[Short problem]
Beneath this sentence is a set of records; write each of them out exactly.
-- begin Working data --
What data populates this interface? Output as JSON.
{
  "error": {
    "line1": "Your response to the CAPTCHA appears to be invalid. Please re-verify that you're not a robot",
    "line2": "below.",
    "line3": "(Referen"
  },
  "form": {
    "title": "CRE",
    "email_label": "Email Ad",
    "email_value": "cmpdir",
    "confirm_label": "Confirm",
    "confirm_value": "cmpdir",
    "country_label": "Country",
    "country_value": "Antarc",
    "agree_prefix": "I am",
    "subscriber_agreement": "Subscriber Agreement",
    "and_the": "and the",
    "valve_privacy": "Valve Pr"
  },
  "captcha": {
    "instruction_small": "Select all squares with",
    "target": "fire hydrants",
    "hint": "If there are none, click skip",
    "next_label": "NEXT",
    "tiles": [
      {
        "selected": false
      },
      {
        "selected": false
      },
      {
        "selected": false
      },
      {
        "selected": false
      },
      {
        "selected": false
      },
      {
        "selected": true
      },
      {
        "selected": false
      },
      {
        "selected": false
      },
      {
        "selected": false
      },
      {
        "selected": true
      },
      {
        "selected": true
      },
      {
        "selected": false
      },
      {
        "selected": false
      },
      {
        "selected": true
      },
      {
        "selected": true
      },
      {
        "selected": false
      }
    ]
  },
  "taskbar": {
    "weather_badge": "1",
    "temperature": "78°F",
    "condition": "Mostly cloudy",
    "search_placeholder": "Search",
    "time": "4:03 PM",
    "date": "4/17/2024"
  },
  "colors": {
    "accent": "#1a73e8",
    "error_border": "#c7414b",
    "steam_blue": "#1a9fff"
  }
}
-- end Working data --
[In response]
What data populates this interface? Output as JSON.
{
  "error": {
    "line1": "Your response to the CAPTCHA appears to be invalid. Please re-verify that you're not a robot",
    "line2": "below.",
    "line3": "(Referen"
  },
  "form": {
    "title": "CRE",
    "email_label": "Email Ad",
    "email_value": "cmpdir",
    "confirm_label": "Confirm",
    "confirm_value": "cmpdir",
    "country_label": "Country",
    "country_value": "Antarc",
    "agree_prefix": "I am",
    "subscriber_agreement": "Subscriber Agreement",
    "and_the": "and the",
    "valve_privacy": "Valve Pr"
  },
  "captcha": {
    "instruction_small": "Select all squares with",
    "target": "fire hydrants",
    "hint": "If there are none, click skip",
    "next_label": "NEXT",
    "tiles": [
      {
        "selected": false
      },
      {
        "selected": false
      },
      {
        "selected": false
      },
      {
        "selected": false
      },
      {
        "selected": false
      },
      {
        "selected": true
      },
      {
        "selected": false
      },
      {
        "selected": false
      },
      {
        "selected": false
      },
      {
        "selected": true
      },
      {
        "selected": true
      },
      {
        "selected": false
      },
      {
        "selected": false
      },
      {
        "selected": true
      },
      {
        "selected": true
      },
      {
        "selected": false
      }
    ]
  },
  "taskbar": {
    "weather_badge": "1",
    "temperature": "78°F",
    "condition": "Mostly cloudy",
    "search_placeholder": "Search",
    "time": "4:03 PM",
    "date": "4/17/2024"
  },
  "colors": {
    "accent": "#1a73e8",
    "error_border": "#c7414b",
    "steam_blue": "#1a9fff"
  }
}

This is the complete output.